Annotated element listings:
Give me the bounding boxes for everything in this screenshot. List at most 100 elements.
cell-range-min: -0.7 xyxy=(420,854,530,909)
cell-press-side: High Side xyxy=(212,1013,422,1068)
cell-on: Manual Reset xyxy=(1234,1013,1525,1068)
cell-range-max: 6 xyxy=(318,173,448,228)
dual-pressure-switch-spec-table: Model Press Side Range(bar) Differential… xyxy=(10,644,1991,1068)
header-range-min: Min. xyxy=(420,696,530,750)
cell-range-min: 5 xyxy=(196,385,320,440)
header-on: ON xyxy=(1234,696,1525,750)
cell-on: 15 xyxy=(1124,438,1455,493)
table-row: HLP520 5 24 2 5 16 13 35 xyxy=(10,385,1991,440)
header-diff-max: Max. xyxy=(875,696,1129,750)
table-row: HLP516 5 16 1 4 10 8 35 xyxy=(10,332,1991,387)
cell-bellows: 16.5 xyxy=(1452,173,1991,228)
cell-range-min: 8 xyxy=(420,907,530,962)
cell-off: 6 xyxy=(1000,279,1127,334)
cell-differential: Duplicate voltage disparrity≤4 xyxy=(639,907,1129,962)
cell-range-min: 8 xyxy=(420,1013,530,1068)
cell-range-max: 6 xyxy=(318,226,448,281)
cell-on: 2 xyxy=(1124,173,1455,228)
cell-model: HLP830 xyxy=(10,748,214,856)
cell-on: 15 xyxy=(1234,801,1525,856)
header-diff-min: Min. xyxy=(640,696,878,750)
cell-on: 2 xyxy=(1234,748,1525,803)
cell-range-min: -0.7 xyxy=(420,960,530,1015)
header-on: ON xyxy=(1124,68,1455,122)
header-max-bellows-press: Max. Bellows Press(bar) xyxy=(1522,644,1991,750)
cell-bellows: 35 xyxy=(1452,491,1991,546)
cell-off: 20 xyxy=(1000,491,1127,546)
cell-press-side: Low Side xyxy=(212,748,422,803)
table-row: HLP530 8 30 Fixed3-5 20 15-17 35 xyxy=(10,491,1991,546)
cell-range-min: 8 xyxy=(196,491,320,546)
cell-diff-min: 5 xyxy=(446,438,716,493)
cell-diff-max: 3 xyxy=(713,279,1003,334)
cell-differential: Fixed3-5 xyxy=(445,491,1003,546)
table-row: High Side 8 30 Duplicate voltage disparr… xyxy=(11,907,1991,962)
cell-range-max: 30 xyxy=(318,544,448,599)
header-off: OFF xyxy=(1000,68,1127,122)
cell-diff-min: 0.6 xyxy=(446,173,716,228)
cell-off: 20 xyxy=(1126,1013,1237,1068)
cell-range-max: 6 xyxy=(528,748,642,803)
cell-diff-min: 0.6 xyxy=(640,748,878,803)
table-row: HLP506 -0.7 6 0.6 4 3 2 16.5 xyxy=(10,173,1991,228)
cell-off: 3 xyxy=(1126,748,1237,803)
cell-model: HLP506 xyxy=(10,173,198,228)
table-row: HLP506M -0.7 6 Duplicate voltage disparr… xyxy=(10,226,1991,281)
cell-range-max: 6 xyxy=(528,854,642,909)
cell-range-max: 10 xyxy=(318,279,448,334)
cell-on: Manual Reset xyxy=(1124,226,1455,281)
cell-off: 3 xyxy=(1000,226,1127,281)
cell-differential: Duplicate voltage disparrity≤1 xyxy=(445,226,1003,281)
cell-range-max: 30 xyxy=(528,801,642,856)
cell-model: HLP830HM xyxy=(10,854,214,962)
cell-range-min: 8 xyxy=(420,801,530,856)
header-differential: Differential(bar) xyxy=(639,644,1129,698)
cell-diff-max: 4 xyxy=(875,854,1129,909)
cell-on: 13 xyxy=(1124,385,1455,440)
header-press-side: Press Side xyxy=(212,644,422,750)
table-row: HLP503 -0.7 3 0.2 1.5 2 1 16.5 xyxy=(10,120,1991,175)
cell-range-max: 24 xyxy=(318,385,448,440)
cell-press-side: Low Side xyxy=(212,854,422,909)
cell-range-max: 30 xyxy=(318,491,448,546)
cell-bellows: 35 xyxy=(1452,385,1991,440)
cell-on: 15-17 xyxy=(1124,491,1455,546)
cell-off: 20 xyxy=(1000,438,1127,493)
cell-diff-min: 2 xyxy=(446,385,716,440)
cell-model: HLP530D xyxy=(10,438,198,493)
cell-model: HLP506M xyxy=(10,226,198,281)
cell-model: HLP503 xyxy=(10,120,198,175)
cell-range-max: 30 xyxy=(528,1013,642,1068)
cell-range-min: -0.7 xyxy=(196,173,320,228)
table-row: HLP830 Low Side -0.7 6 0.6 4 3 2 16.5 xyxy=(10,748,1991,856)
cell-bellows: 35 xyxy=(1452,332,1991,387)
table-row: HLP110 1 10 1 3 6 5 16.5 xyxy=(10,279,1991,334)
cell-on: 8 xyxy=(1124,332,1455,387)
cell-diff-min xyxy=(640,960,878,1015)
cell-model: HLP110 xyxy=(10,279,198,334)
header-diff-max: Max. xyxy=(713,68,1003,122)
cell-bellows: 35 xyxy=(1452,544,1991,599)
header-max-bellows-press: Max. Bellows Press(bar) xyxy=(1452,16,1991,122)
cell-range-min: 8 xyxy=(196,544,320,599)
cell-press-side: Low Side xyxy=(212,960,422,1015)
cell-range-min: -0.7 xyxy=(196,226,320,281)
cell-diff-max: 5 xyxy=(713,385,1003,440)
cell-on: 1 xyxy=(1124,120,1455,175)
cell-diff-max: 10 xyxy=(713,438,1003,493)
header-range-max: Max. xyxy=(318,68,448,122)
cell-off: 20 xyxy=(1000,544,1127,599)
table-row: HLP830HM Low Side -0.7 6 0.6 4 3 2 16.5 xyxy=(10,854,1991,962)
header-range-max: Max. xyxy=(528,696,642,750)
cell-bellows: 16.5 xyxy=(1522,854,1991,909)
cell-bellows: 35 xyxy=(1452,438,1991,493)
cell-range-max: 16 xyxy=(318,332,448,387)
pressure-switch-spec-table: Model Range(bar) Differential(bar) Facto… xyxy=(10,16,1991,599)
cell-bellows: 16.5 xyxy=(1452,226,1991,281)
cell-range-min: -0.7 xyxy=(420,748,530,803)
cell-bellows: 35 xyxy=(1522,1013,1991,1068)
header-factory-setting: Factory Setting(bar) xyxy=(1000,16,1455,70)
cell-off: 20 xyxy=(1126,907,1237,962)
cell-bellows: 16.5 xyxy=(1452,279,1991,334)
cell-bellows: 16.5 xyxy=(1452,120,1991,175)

**DESCRIPTION OF THE TASK**.
Put every line of the rows above into a Markdown table with two columns, "Row number" and "Line text," omitting any blank lines.

**FINISHED EXERCISE**.
| Row number | Line text |
|---|---|
| 1 | Give me the bounding boxes for everything in this screenshot. List at most 100 elements. |
| 2 | cell-range-min: -0.7 xyxy=(420,854,530,909) |
| 3 | cell-press-side: High Side xyxy=(212,1013,422,1068) |
| 4 | cell-on: Manual Reset xyxy=(1234,1013,1525,1068) |
| 5 | cell-range-max: 6 xyxy=(318,173,448,228) |
| 6 | dual-pressure-switch-spec-table: Model Press Side Range(bar) Differential… xyxy=(10,644,1991,1068) |
| 7 | header-range-min: Min. xyxy=(420,696,530,750) |
| 8 | cell-range-min: 5 xyxy=(196,385,320,440) |
| 9 | header-on: ON xyxy=(1234,696,1525,750) |
| 10 | cell-on: 15 xyxy=(1124,438,1455,493) |
| 11 | table-row: HLP520 5 24 2 5 16 13 35 xyxy=(10,385,1991,440) |
| 12 | header-diff-max: Max. xyxy=(875,696,1129,750) |
| 13 | table-row: HLP516 5 16 1 4 10 8 35 xyxy=(10,332,1991,387) |
| 14 | cell-bellows: 16.5 xyxy=(1452,173,1991,228) |
| 15 | cell-range-min: 8 xyxy=(420,907,530,962) |
| 16 | cell-off: 6 xyxy=(1000,279,1127,334) |
| 17 | cell-differential: Duplicate voltage disparrity≤4 xyxy=(639,907,1129,962) |
| 18 | cell-range-min: 8 xyxy=(420,1013,530,1068) |
| 19 | cell-range-max: 6 xyxy=(318,226,448,281) |
| 20 | cell-on: 2 xyxy=(1124,173,1455,228) |
| 21 | cell-model: HLP830 xyxy=(10,748,214,856) |
| 22 | cell-on: 15 xyxy=(1234,801,1525,856) |
| 23 | header-diff-min: Min. xyxy=(640,696,878,750) |
| 24 | cell-on: 2 xyxy=(1234,748,1525,803) |
| 25 | cell-range-min: -0.7 xyxy=(420,960,530,1015) |
| 26 | header-on: ON xyxy=(1124,68,1455,122) |
| 27 | header-max-bellows-press: Max. Bellows Press(bar) xyxy=(1522,644,1991,750) |
| 28 | cell-bellows: 35 xyxy=(1452,491,1991,546) |
| 29 | cell-off: 20 xyxy=(1000,491,1127,546) |
| 30 | cell-press-side: Low Side xyxy=(212,748,422,803) |
| 31 | table-row: HLP530 8 30 Fixed3-5 20 15-17 35 xyxy=(10,491,1991,546) |
| 32 | cell-range-min: 8 xyxy=(196,491,320,546) |
| 33 | cell-diff-min: 5 xyxy=(446,438,716,493) |
| 34 | cell-diff-max: 3 xyxy=(713,279,1003,334) |
| 35 | cell-differential: Fixed3-5 xyxy=(445,491,1003,546) |
| 36 | table-row: High Side 8 30 Duplicate voltage disparr… xyxy=(11,907,1991,962) |
| 37 | cell-range-max: 30 xyxy=(318,544,448,599) |
| 38 | header-off: OFF xyxy=(1000,68,1127,122) |
| 39 | cell-diff-min: 0.6 xyxy=(446,173,716,228) |
| 40 | cell-off: 20 xyxy=(1126,1013,1237,1068) |
| 41 | cell-range-max: 6 xyxy=(528,748,642,803) |
| 42 | cell-diff-min: 0.6 xyxy=(640,748,878,803) |
| 43 | table-row: HLP506 -0.7 6 0.6 4 3 2 16.5 xyxy=(10,173,1991,228) |
| 44 | cell-off: 3 xyxy=(1126,748,1237,803) |
| 45 | cell-model: HLP506 xyxy=(10,173,198,228) |
| 46 | table-row: HLP506M -0.7 6 Duplicate voltage disparr… xyxy=(10,226,1991,281) |
| 47 | cell-range-max: 6 xyxy=(528,854,642,909) |
| 48 | cell-range-max: 10 xyxy=(318,279,448,334) |
| 49 | cell-on: Manual Reset xyxy=(1124,226,1455,281) |
| 50 | cell-off: 3 xyxy=(1000,226,1127,281) |
| 51 | cell-differential: Duplicate voltage disparrity≤1 xyxy=(445,226,1003,281) |
| 52 | cell-range-max: 30 xyxy=(528,801,642,856) |
| 53 | cell-model: HLP830HM xyxy=(10,854,214,962) |
| 54 | cell-range-min: 8 xyxy=(420,801,530,856) |
| 55 | header-differential: Differential(bar) xyxy=(639,644,1129,698) |
| 56 | cell-diff-max: 4 xyxy=(875,854,1129,909) |
| 57 | cell-on: 13 xyxy=(1124,385,1455,440) |
| 58 | header-press-side: Press Side xyxy=(212,644,422,750) |
| 59 | table-row: HLP503 -0.7 3 0.2 1.5 2 1 16.5 xyxy=(10,120,1991,175) |
| 60 | cell-range-max: 24 xyxy=(318,385,448,440) |
| 61 | cell-press-side: Low Side xyxy=(212,854,422,909) |
| 62 | cell-range-max: 30 xyxy=(318,491,448,546) |
| 63 | cell-bellows: 35 xyxy=(1452,385,1991,440) |
| 64 | cell-on: 15-17 xyxy=(1124,491,1455,546) |
| 65 | cell-off: 20 xyxy=(1000,438,1127,493) |
| 66 | cell-diff-min: 2 xyxy=(446,385,716,440) |
| 67 | cell-model: HLP530D xyxy=(10,438,198,493) |
| 68 | cell-model: HLP506M xyxy=(10,226,198,281) |
| 69 | cell-model: HLP503 xyxy=(10,120,198,175) |
| 70 | cell-range-max: 30 xyxy=(528,1013,642,1068) |
| 71 | cell-range-min: -0.7 xyxy=(196,173,320,228) |
| 72 | table-row: HLP830 Low Side -0.7 6 0.6 4 3 2 16.5 xyxy=(10,748,1991,856) |
| 73 | cell-bellows: 35 xyxy=(1452,332,1991,387) |
| 74 | table-row: HLP110 1 10 1 3 6 5 16.5 xyxy=(10,279,1991,334) |
| 75 | cell-on: 8 xyxy=(1124,332,1455,387) |
| 76 | cell-diff-min xyxy=(640,960,878,1015) |
| 77 | cell-model: HLP110 xyxy=(10,279,198,334) |
| 78 | header-diff-max: Max. xyxy=(713,68,1003,122) |
| 79 | cell-bellows: 35 xyxy=(1452,544,1991,599) |
| 80 | header-max-bellows-press: Max. Bellows Press(bar) xyxy=(1452,16,1991,122) |
| 81 | cell-range-min: 8 xyxy=(196,544,320,599) |
| 82 | cell-press-side: Low Side xyxy=(212,960,422,1015) |
| 83 | cell-range-min: -0.7 xyxy=(196,226,320,281) |
| 84 | cell-diff-max: 5 xyxy=(713,385,1003,440) |
| 85 | cell-on: 1 xyxy=(1124,120,1455,175) |
| 86 | cell-diff-max: 10 xyxy=(713,438,1003,493) |
| 87 | header-range-max: Max. xyxy=(318,68,448,122) |
| 88 | cell-off: 20 xyxy=(1000,544,1127,599) |
| 89 | table-row: HLP830HM Low Side -0.7 6 0.6 4 3 2 16.5 xyxy=(10,854,1991,962) |
| 90 | header-range-max: Max. xyxy=(528,696,642,750) |
| 91 | cell-bellows: 16.5 xyxy=(1522,854,1991,909) |
| 92 | cell-bellows: 35 xyxy=(1452,438,1991,493) |
| 93 | cell-range-max: 16 xyxy=(318,332,448,387) |
| 94 | pressure-switch-spec-table: Model Range(bar) Differential(bar) Facto… xyxy=(10,16,1991,599) |
| 95 | cell-bellows: 16.5 xyxy=(1452,226,1991,281) |
| 96 | cell-range-min: -0.7 xyxy=(420,748,530,803) |
| 97 | cell-bellows: 35 xyxy=(1522,1013,1991,1068) |
| 98 | header-factory-setting: Factory Setting(bar) xyxy=(1000,16,1455,70) |
| 99 | cell-off: 20 xyxy=(1126,907,1237,962) |
| 100 | cell-bellows: 16.5 xyxy=(1452,279,1991,334) |
| 101 | cell-bellows: 16.5 xyxy=(1452,120,1991,175) |